━━ ENTRIES PROVIDED ━━

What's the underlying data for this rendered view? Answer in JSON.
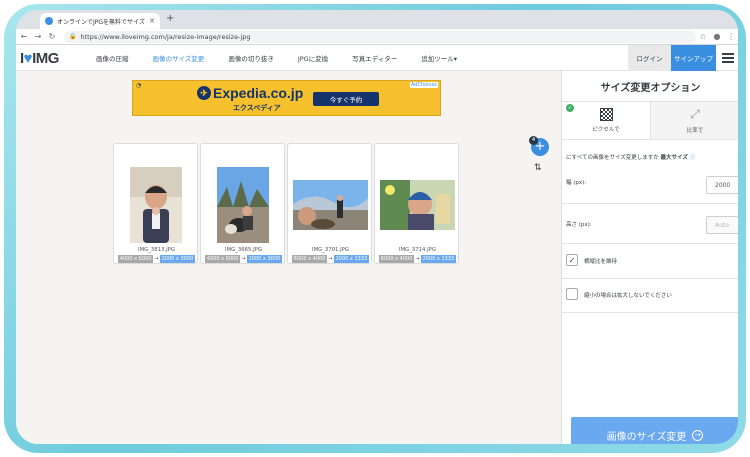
{
  "browser": {
    "tab_title": "オンラインでJPGを無料でサイズ変更",
    "url": "https://www.iloveimg.com/ja/resize-image/resize-jpg"
  },
  "site": {
    "logo_prefix": "I",
    "logo_suffix": "IMG",
    "menu": [
      "画像の圧縮",
      "画像のサイズ変更",
      "画像の切り抜き",
      "JPGに変換",
      "写真エディター",
      "追加ツール▾"
    ],
    "active_menu_index": 1,
    "login": "ログイン",
    "signup": "サインアップ"
  },
  "ad": {
    "brand": "Expedia.co.jp",
    "sub": "エクスペディア",
    "cta": "今すぐ予約",
    "choices": "AdChoices"
  },
  "images": [
    {
      "name": "IMG_3813.JPG",
      "from": "4000 x 6000",
      "to": "2000 x 3000"
    },
    {
      "name": "IMG_3665.JPG",
      "from": "4000 x 6000",
      "to": "2000 x 3000"
    },
    {
      "name": "IMG_3701.JPG",
      "from": "6000 x 4000",
      "to": "2000 x 1333"
    },
    {
      "name": "IMG_3714.JPG",
      "from": "6000 x 4000",
      "to": "2000 x 1333"
    }
  ],
  "add_badge": "4",
  "panel": {
    "title": "サイズ変更オプション",
    "opt_pixels": "ピクセルで",
    "opt_percent": "比率で",
    "question": "にすべての画像をサイズ変更しますか",
    "question_bold": "最大サイズ",
    "width_label": "幅 (px):",
    "width_value": "2000",
    "height_label": "高さ (px):",
    "height_value": "Auto",
    "keep_ratio": "横縦比を維持",
    "no_upscale": "縮小の場合は拡大しないでください",
    "submit": "画像のサイズ変更"
  },
  "colors": {
    "accent": "#3b8fe0",
    "button": "#6aa8ef",
    "ad_bg": "#f7c12d"
  }
}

━━━

[PROMPT] All of the material above should be reproduced exactly, except the pictures.

[FULL SOLUTION]
What's the underlying data for this rendered view? Answer in JSON.
{
  "browser": {
    "tab_title": "オンラインでJPGを無料でサイズ変更",
    "url": "https://www.iloveimg.com/ja/resize-image/resize-jpg"
  },
  "site": {
    "logo_prefix": "I",
    "logo_suffix": "IMG",
    "menu": [
      "画像の圧縮",
      "画像のサイズ変更",
      "画像の切り抜き",
      "JPGに変換",
      "写真エディター",
      "追加ツール▾"
    ],
    "active_menu_index": 1,
    "login": "ログイン",
    "signup": "サインアップ"
  },
  "ad": {
    "brand": "Expedia.co.jp",
    "sub": "エクスペディア",
    "cta": "今すぐ予約",
    "choices": "AdChoices"
  },
  "images": [
    {
      "name": "IMG_3813.JPG",
      "from": "4000 x 6000",
      "to": "2000 x 3000"
    },
    {
      "name": "IMG_3665.JPG",
      "from": "4000 x 6000",
      "to": "2000 x 3000"
    },
    {
      "name": "IMG_3701.JPG",
      "from": "6000 x 4000",
      "to": "2000 x 1333"
    },
    {
      "name": "IMG_3714.JPG",
      "from": "6000 x 4000",
      "to": "2000 x 1333"
    }
  ],
  "add_badge": "4",
  "panel": {
    "title": "サイズ変更オプション",
    "opt_pixels": "ピクセルで",
    "opt_percent": "比率で",
    "question": "にすべての画像をサイズ変更しますか",
    "question_bold": "最大サイズ",
    "width_label": "幅 (px):",
    "width_value": "2000",
    "height_label": "高さ (px):",
    "height_value": "Auto",
    "keep_ratio": "横縦比を維持",
    "no_upscale": "縮小の場合は拡大しないでください",
    "submit": "画像のサイズ変更"
  },
  "colors": {
    "accent": "#3b8fe0",
    "button": "#6aa8ef",
    "ad_bg": "#f7c12d"
  }
}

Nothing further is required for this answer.